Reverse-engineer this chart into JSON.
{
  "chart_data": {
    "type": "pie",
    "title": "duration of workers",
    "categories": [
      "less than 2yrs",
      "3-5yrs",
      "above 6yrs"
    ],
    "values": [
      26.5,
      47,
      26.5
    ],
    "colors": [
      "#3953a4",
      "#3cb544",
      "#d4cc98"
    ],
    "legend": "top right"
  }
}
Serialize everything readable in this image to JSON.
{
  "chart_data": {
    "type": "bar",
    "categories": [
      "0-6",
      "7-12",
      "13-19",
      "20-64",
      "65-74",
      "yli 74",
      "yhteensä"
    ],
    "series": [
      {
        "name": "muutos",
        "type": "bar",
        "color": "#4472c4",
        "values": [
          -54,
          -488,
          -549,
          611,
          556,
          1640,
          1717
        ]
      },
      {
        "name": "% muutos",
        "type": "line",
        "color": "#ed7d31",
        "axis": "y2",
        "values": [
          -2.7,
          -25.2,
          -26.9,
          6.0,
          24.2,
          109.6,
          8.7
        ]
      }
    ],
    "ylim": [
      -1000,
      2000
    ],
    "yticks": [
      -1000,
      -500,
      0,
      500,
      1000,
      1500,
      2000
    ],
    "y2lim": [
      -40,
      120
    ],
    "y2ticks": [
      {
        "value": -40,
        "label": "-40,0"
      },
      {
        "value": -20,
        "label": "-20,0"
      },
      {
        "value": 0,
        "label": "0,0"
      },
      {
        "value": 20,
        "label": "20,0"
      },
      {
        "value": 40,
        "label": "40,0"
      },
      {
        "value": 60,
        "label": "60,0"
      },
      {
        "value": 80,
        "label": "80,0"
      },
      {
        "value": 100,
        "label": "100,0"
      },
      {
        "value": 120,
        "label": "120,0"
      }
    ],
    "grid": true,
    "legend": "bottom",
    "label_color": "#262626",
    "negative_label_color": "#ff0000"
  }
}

• • • •

What is expected:
Write down every line of the data exactly as it appears above.

Task answer:
Reverse-engineer this chart into JSON.
{
  "chart_data": {
    "type": "pie",
    "title": "duration of workers",
    "categories": [
      "less than 2yrs",
      "3-5yrs",
      "above 6yrs"
    ],
    "values": [
      26.5,
      47,
      26.5
    ],
    "colors": [
      "#3953a4",
      "#3cb544",
      "#d4cc98"
    ],
    "legend": "top right"
  }
}
Serialize everything readable in this image to JSON.
{
  "chart_data": {
    "type": "bar",
    "categories": [
      "0-6",
      "7-12",
      "13-19",
      "20-64",
      "65-74",
      "yli 74",
      "yhteensä"
    ],
    "series": [
      {
        "name": "muutos",
        "type": "bar",
        "color": "#4472c4",
        "values": [
          -54,
          -488,
          -549,
          611,
          556,
          1640,
          1717
        ]
      },
      {
        "name": "% muutos",
        "type": "line",
        "color": "#ed7d31",
        "axis": "y2",
        "values": [
          -2.7,
          -25.2,
          -26.9,
          6.0,
          24.2,
          109.6,
          8.7
        ]
      }
    ],
    "ylim": [
      -1000,
      2000
    ],
    "yticks": [
      -1000,
      -500,
      0,
      500,
      1000,
      1500,
      2000
    ],
    "y2lim": [
      -40,
      120
    ],
    "y2ticks": [
      {
        "value": -40,
        "label": "-40,0"
      },
      {
        "value": -20,
        "label": "-20,0"
      },
      {
        "value": 0,
        "label": "0,0"
      },
      {
        "value": 20,
        "label": "20,0"
      },
      {
        "value": 40,
        "label": "40,0"
      },
      {
        "value": 60,
        "label": "60,0"
      },
      {
        "value": 80,
        "label": "80,0"
      },
      {
        "value": 100,
        "label": "100,0"
      },
      {
        "value": 120,
        "label": "120,0"
      }
    ],
    "grid": true,
    "legend": "bottom",
    "label_color": "#262626",
    "negative_label_color": "#ff0000"
  }
}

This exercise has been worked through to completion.